* BEGIN *
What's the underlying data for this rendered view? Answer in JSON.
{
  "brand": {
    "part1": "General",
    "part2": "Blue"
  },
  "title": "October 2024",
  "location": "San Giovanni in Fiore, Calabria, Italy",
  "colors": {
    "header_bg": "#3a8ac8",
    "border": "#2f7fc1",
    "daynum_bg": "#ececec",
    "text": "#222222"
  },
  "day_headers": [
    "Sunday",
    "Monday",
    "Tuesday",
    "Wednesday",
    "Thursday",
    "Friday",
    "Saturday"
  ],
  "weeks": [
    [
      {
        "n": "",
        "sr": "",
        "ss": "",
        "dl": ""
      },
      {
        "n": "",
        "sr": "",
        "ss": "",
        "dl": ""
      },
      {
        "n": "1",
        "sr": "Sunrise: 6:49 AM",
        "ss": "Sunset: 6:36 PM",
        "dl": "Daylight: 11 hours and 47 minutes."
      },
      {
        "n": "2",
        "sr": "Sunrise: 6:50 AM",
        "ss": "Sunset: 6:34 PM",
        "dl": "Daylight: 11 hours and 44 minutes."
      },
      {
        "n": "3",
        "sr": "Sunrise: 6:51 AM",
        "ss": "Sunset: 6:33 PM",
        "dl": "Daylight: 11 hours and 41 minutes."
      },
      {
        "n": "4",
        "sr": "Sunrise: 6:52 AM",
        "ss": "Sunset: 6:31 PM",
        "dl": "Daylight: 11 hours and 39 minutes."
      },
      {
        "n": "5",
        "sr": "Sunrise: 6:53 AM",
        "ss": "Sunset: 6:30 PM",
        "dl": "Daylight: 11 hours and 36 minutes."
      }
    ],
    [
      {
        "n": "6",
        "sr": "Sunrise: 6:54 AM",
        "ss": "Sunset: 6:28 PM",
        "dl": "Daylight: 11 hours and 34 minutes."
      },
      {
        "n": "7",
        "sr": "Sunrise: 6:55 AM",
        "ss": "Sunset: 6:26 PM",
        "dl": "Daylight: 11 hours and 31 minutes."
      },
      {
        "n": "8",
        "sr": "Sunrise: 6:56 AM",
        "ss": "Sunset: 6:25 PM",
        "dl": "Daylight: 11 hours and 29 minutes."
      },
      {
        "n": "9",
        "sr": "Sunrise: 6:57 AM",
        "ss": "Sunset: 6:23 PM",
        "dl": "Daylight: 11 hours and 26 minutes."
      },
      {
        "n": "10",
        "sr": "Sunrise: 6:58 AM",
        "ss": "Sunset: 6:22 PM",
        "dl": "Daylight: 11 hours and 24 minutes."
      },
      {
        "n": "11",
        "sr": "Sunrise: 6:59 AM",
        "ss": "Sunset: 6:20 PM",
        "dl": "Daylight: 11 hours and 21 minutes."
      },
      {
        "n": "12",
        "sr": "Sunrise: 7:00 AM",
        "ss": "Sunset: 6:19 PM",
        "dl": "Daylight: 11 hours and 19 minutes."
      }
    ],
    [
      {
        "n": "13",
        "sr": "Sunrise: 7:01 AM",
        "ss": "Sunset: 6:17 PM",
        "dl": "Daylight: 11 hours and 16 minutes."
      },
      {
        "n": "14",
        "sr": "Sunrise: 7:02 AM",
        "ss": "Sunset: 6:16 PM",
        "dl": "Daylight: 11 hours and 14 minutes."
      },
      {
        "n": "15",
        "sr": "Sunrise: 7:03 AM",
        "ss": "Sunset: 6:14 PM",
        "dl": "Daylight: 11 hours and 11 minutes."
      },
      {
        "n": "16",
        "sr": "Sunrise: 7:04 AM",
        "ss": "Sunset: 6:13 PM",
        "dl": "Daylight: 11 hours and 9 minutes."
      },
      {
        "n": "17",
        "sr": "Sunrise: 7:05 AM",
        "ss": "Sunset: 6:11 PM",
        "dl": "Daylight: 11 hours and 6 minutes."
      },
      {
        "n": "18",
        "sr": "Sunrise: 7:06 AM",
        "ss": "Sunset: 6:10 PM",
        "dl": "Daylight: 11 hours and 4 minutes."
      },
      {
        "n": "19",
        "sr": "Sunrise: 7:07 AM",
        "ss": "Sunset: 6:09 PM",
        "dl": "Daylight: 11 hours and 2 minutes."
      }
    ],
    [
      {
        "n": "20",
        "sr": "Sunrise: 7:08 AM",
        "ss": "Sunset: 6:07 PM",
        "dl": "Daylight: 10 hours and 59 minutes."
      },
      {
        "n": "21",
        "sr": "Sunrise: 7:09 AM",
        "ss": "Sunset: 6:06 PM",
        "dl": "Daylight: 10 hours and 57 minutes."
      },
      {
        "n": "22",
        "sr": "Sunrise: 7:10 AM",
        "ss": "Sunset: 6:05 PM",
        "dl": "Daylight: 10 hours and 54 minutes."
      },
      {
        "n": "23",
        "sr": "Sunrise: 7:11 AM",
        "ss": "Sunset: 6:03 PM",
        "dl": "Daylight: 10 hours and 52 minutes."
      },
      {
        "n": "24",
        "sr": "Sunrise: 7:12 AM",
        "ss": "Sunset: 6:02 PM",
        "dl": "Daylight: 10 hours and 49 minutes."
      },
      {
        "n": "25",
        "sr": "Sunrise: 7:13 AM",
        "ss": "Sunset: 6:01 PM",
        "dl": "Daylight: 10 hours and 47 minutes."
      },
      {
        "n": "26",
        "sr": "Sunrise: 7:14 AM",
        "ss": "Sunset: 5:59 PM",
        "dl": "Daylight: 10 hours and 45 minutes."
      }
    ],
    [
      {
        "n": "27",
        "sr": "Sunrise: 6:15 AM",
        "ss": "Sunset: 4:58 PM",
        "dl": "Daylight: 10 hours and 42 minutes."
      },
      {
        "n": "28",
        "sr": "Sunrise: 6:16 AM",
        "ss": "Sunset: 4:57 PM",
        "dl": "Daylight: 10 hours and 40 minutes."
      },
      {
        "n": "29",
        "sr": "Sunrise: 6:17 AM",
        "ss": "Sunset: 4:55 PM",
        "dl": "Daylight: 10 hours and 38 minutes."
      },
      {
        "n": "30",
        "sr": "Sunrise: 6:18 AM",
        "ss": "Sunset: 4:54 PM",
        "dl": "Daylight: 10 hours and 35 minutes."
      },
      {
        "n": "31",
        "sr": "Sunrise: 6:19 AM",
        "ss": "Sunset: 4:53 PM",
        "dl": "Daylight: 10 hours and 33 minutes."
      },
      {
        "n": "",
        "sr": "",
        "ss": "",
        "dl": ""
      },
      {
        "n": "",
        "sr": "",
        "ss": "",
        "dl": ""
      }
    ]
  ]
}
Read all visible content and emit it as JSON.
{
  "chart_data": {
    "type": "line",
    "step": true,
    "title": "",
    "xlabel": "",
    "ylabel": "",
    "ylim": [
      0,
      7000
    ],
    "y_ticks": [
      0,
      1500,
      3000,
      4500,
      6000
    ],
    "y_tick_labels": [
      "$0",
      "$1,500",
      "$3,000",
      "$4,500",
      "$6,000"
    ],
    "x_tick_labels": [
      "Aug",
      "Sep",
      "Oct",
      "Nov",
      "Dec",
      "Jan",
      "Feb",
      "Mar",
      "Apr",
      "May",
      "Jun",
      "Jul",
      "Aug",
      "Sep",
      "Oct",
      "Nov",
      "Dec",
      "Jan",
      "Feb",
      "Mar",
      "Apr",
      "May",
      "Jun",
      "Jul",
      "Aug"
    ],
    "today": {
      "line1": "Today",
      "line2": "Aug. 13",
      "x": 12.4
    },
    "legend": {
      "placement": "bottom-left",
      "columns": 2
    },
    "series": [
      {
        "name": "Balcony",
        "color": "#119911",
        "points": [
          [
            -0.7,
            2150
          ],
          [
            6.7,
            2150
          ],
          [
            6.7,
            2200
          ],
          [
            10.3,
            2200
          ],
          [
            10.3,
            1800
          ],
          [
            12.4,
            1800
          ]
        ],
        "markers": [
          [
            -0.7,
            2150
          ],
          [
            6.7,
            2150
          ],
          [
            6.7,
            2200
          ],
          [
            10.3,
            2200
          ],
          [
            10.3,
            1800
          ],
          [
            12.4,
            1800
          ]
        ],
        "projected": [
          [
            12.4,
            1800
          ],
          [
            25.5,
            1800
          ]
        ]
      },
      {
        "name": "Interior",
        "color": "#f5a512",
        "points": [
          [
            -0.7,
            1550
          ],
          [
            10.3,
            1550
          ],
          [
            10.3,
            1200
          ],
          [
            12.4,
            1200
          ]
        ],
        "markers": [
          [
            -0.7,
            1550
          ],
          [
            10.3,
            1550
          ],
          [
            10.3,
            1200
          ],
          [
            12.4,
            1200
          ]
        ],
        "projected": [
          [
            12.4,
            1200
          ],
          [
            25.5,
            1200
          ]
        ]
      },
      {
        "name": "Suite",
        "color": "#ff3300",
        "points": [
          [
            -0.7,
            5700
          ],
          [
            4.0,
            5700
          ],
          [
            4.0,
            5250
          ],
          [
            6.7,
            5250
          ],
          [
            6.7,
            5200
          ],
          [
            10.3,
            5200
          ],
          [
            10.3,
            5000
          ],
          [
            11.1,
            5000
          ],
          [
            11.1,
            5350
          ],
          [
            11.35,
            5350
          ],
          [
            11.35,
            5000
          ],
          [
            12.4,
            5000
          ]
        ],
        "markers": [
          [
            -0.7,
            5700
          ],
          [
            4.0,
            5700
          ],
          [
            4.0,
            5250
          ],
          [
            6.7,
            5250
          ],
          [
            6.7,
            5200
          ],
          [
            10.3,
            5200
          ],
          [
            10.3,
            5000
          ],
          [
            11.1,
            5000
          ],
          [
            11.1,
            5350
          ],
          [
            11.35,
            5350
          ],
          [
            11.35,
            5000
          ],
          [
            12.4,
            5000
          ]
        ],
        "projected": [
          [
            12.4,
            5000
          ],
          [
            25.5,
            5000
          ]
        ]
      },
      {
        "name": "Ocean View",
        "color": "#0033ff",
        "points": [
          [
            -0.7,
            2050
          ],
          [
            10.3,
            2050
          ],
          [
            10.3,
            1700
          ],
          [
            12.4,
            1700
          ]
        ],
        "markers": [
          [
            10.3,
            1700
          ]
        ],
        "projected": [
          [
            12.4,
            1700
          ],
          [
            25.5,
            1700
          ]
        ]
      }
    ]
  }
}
* END *
* BEGIN *
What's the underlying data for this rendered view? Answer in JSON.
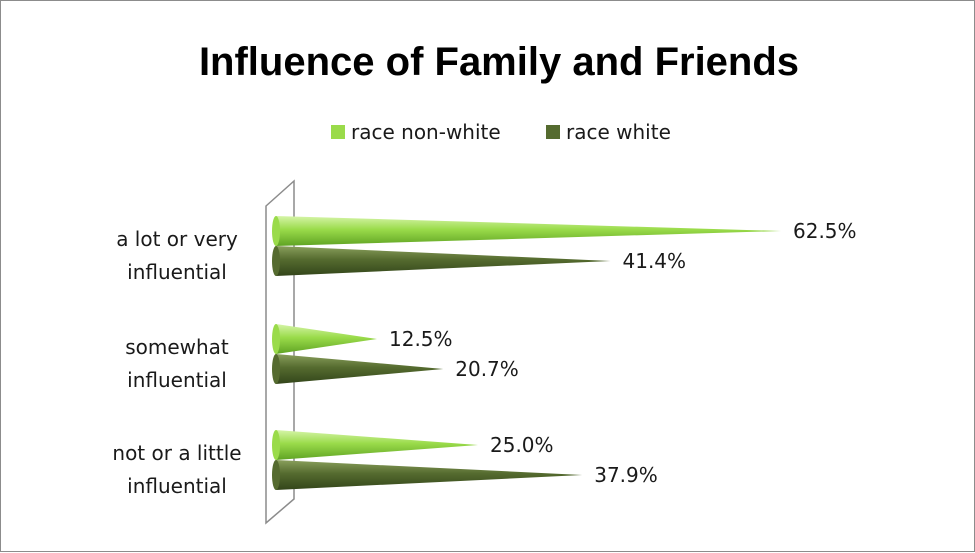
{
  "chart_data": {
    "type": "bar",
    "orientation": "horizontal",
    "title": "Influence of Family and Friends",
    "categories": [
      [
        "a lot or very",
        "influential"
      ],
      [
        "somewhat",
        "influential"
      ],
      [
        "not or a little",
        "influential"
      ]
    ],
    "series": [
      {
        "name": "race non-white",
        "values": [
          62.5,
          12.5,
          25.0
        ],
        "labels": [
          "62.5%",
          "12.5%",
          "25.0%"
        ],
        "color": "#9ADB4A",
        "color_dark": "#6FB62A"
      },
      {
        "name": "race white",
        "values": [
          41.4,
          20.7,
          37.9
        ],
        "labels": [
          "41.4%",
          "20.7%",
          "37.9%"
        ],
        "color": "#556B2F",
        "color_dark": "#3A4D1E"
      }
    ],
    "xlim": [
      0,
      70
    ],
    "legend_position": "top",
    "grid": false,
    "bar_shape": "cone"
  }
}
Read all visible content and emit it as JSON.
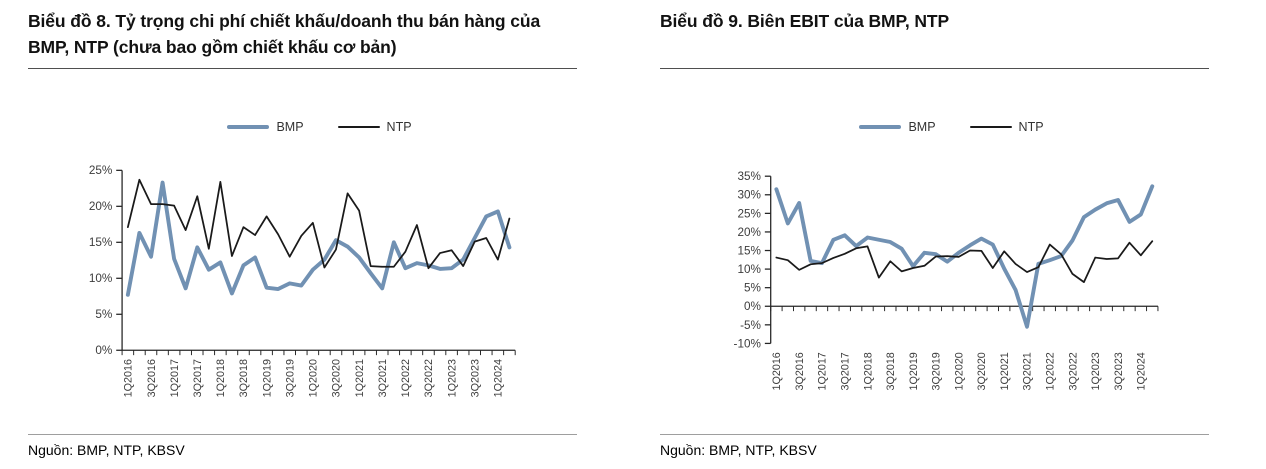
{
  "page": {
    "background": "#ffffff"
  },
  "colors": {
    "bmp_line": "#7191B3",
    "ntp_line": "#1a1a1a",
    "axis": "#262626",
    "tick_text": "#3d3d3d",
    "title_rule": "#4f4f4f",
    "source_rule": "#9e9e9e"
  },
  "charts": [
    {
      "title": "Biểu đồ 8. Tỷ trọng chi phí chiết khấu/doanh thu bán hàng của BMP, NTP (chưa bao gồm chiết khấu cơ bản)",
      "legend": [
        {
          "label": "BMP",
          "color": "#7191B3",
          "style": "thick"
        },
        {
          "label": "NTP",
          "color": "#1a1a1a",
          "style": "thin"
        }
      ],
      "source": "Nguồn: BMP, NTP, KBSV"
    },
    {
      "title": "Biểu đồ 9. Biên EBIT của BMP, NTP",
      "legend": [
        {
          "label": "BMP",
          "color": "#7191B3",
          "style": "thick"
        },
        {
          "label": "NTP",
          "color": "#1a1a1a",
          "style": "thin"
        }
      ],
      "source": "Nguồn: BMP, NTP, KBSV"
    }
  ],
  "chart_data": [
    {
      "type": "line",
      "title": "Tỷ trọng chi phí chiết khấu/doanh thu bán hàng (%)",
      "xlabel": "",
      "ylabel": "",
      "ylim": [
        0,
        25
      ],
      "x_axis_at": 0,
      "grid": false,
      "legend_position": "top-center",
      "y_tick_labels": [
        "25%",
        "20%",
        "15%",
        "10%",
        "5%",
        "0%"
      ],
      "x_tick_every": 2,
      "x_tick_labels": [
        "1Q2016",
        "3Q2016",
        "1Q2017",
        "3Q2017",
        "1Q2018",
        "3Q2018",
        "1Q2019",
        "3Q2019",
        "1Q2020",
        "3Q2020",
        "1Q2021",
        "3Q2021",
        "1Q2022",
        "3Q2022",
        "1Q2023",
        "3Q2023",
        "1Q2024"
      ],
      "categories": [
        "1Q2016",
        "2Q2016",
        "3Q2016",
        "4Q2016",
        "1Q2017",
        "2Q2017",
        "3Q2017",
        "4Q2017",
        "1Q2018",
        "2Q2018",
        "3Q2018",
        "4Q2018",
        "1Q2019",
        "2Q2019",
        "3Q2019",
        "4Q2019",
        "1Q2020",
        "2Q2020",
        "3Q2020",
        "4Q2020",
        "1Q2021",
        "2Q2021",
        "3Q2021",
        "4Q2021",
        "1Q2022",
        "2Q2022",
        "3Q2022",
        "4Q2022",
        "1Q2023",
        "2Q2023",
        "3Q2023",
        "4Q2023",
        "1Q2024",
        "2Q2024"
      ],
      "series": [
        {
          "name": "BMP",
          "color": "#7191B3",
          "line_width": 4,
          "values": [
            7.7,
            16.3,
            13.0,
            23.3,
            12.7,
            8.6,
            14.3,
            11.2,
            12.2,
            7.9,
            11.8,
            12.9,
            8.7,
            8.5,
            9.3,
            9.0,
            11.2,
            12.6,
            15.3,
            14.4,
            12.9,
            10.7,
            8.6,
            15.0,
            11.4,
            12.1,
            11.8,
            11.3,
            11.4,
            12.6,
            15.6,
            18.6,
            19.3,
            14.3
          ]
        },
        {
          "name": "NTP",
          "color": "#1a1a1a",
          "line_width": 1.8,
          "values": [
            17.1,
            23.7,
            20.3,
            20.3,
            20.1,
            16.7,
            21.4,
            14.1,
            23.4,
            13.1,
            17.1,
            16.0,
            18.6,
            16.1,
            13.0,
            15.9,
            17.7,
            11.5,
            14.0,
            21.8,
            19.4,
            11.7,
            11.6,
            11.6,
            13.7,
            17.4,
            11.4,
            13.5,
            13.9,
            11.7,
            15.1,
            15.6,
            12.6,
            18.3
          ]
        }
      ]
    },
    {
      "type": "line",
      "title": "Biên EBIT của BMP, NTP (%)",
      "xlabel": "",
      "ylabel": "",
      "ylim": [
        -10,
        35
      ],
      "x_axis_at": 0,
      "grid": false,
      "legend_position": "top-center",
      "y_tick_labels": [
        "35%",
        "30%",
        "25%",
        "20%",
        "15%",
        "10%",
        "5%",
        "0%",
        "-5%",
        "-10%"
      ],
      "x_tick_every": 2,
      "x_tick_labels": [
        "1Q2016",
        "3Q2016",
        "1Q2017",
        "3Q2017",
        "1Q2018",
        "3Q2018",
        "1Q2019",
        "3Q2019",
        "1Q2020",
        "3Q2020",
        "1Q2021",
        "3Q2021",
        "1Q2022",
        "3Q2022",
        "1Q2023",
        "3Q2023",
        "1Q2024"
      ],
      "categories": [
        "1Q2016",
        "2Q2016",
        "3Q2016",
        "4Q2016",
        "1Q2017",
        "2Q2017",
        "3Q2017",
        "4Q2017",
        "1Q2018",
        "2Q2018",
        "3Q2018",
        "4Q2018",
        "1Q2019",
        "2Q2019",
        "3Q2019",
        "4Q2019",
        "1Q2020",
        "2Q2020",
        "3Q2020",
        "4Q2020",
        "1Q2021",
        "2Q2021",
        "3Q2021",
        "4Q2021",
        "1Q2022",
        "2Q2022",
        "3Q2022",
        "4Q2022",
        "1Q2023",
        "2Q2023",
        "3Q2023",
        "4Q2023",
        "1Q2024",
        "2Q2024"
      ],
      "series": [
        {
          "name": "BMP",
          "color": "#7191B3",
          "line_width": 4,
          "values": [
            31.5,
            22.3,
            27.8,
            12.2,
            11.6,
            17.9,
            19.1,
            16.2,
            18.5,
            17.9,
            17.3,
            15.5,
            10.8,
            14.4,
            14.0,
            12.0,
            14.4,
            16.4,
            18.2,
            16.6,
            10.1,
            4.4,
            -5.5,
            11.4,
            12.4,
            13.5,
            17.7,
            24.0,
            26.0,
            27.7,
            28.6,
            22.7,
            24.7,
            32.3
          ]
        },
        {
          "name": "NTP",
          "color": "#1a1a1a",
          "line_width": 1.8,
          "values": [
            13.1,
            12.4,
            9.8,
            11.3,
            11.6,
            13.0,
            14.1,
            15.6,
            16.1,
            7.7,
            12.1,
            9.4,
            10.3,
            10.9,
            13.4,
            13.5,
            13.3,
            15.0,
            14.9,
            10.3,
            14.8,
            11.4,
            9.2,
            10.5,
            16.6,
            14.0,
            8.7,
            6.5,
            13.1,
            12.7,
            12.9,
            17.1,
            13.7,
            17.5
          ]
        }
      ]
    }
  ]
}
* END *
* BEGIN *
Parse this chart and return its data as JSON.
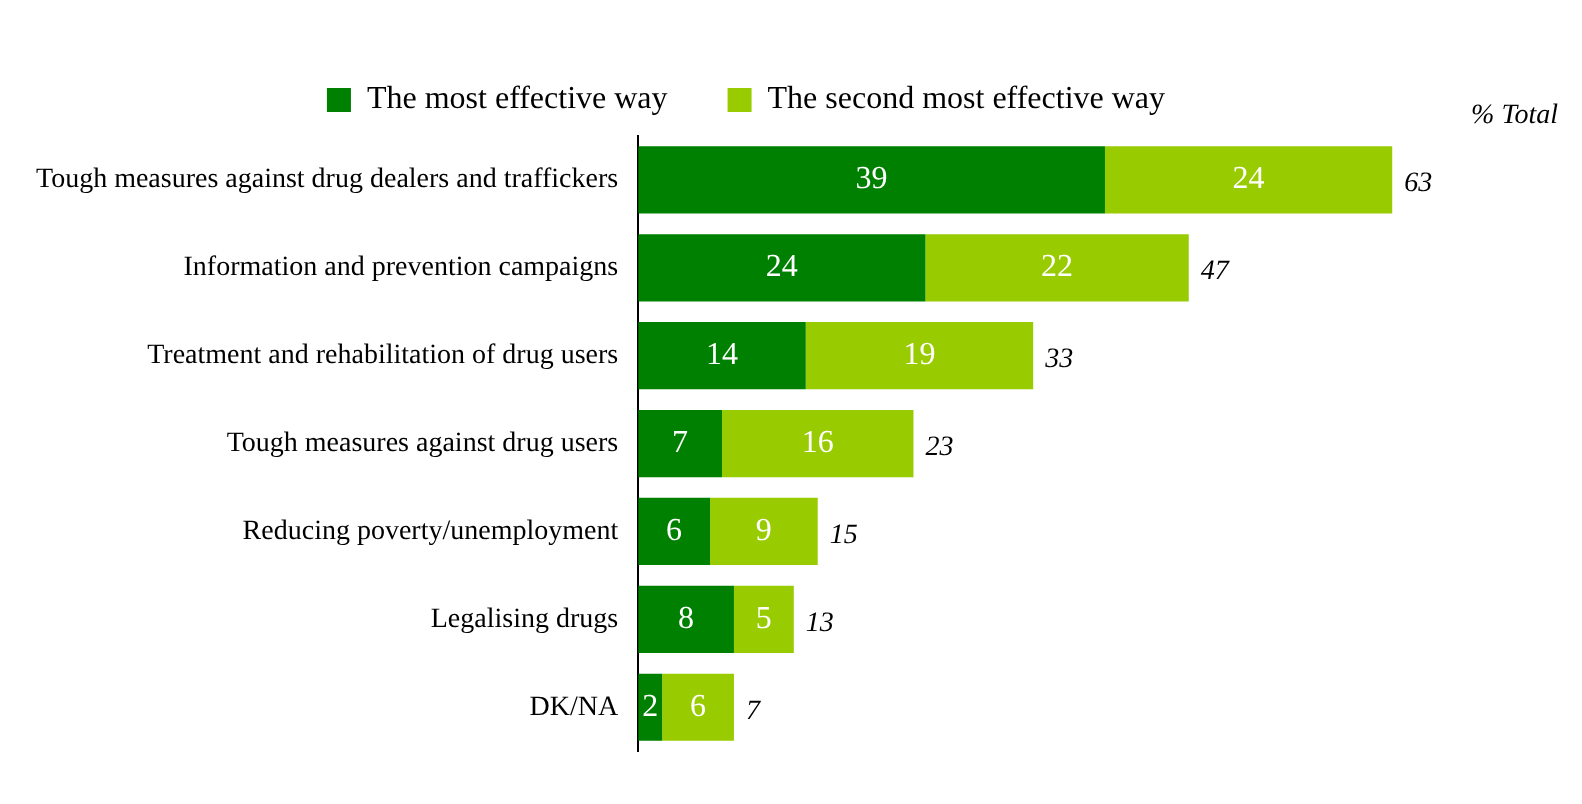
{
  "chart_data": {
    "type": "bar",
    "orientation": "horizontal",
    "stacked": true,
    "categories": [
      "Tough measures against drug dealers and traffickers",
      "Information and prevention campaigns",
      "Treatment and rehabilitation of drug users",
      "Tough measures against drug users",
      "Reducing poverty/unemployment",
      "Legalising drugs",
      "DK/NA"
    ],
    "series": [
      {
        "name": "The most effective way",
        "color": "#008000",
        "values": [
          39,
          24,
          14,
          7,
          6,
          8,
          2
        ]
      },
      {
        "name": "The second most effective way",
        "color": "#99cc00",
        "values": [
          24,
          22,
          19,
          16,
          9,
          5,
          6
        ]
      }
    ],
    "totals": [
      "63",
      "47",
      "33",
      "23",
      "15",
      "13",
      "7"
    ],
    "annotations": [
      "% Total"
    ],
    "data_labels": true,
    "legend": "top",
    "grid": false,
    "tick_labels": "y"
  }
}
* END *
#### [SHORT EXERCISE]
Locate the word "chiết" in the data above. Copy every line carrying it.

#### [ANSWER TO THIS EXERCISE]
      "title": "Biểu đồ 8. Tỷ trọng chi phí chiết khấu/doanh thu bán hàng của BMP, NTP (chưa bao gồm chiết khấu cơ bản)",
      "title": "Tỷ trọng chi phí chiết khấu/doanh thu bán hàng (%)",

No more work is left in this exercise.